Which lines include the word "rgba"? Copy each of them.
[START Records supplied]
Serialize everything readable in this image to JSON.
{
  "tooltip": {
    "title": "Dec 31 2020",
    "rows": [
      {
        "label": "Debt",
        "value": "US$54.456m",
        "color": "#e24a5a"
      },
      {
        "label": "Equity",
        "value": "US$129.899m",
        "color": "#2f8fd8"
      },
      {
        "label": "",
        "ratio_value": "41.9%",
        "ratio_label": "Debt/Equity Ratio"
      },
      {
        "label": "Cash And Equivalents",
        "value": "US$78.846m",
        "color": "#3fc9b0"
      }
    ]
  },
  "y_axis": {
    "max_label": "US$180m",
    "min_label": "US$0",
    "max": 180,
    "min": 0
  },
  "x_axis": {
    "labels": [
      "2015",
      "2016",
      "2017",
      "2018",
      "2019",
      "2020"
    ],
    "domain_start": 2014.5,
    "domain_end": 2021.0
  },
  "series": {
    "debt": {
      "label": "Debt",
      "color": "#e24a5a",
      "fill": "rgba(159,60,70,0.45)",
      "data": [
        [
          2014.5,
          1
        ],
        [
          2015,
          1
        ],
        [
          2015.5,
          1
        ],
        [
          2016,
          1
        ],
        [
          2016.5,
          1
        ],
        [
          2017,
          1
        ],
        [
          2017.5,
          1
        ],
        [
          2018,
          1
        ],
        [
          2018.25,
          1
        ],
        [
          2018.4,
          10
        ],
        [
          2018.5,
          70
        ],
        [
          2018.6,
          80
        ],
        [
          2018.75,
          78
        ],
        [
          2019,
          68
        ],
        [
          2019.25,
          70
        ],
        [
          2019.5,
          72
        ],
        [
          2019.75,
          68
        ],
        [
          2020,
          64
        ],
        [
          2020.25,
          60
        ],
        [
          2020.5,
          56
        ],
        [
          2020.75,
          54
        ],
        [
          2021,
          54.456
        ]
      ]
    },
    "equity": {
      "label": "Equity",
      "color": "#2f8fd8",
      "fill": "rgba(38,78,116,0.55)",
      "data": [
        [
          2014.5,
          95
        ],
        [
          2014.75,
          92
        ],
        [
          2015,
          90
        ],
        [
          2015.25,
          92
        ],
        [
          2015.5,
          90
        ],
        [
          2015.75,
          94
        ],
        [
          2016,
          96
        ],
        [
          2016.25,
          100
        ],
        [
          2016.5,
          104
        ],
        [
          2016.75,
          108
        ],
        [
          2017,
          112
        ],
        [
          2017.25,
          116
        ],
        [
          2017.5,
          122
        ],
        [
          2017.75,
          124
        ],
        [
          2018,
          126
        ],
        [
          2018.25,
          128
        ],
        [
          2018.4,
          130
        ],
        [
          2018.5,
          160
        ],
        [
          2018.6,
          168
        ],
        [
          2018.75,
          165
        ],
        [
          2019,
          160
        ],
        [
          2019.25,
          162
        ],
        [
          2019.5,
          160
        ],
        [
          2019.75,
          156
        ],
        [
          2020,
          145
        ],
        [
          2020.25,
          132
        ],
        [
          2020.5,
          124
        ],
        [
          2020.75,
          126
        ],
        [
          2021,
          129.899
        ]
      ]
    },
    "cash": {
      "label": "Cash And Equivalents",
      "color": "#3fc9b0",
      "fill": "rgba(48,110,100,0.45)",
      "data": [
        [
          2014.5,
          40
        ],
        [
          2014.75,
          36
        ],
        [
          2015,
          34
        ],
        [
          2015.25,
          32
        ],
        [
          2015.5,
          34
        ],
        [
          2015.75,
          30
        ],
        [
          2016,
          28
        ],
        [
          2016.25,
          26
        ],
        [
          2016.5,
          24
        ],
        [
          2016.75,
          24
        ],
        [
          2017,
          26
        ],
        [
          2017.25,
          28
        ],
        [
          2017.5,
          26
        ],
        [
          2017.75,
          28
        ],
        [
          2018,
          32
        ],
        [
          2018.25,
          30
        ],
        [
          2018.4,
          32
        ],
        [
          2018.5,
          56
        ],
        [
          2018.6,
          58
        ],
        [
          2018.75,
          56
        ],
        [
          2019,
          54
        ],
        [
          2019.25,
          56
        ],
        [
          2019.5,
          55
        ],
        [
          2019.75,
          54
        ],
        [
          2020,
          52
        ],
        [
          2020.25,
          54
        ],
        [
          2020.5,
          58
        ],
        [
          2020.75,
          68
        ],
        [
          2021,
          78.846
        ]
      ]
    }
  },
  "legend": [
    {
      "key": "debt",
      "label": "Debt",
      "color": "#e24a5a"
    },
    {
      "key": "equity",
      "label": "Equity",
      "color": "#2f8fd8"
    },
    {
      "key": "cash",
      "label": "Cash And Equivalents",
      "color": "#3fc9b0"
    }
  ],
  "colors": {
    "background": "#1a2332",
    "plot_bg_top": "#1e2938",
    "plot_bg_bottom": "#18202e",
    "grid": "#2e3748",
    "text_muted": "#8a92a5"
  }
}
[END Records supplied]
*Completed task:*
      "fill": "rgba(159,60,70,0.45)",
      "fill": "rgba(38,78,116,0.55)",
      "fill": "rgba(48,110,100,0.45)",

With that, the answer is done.